== SUPPLIED ENTRIES ==

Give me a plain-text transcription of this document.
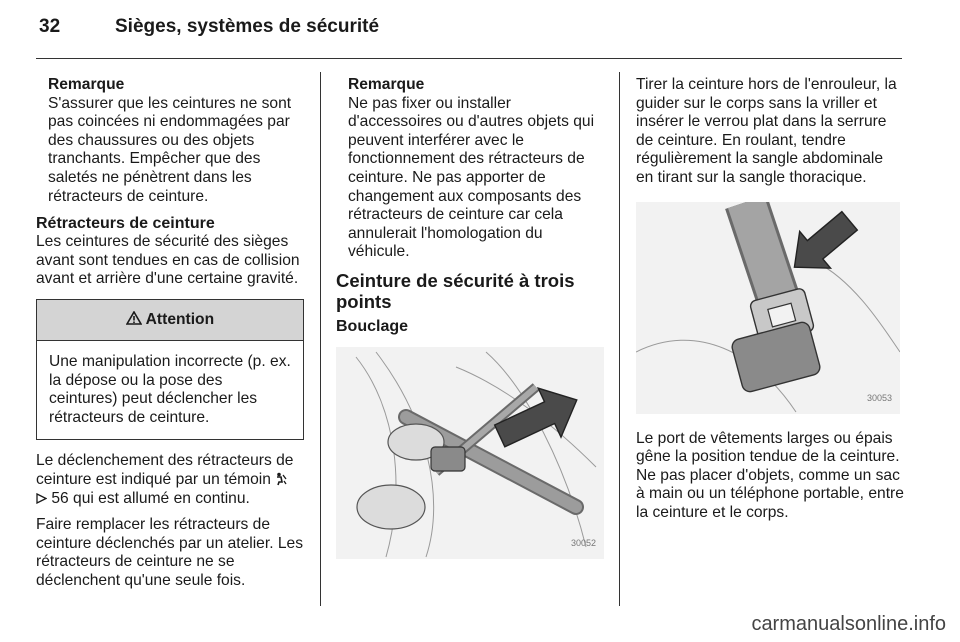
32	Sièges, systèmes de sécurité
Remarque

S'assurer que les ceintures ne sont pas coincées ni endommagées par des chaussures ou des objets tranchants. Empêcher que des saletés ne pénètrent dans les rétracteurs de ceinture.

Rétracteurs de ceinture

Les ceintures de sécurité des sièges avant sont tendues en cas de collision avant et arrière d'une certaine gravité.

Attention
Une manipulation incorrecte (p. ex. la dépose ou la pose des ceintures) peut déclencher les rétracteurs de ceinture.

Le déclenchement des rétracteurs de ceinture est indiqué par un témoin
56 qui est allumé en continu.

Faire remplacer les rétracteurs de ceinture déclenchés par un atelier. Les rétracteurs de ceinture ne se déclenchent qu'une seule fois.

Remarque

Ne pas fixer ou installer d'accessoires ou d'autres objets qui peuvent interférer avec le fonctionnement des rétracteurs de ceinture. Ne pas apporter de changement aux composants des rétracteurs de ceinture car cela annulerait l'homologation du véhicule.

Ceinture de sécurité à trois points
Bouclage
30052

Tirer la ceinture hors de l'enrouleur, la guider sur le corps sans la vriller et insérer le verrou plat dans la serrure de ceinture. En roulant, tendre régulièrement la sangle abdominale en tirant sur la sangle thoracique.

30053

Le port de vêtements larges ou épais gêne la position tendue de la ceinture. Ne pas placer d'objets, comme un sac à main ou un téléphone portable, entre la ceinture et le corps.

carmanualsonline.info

===

▶ DO THIS: Say how many lines contain the string "sont", giving nothing but the count.

▶ SOLUTION: 2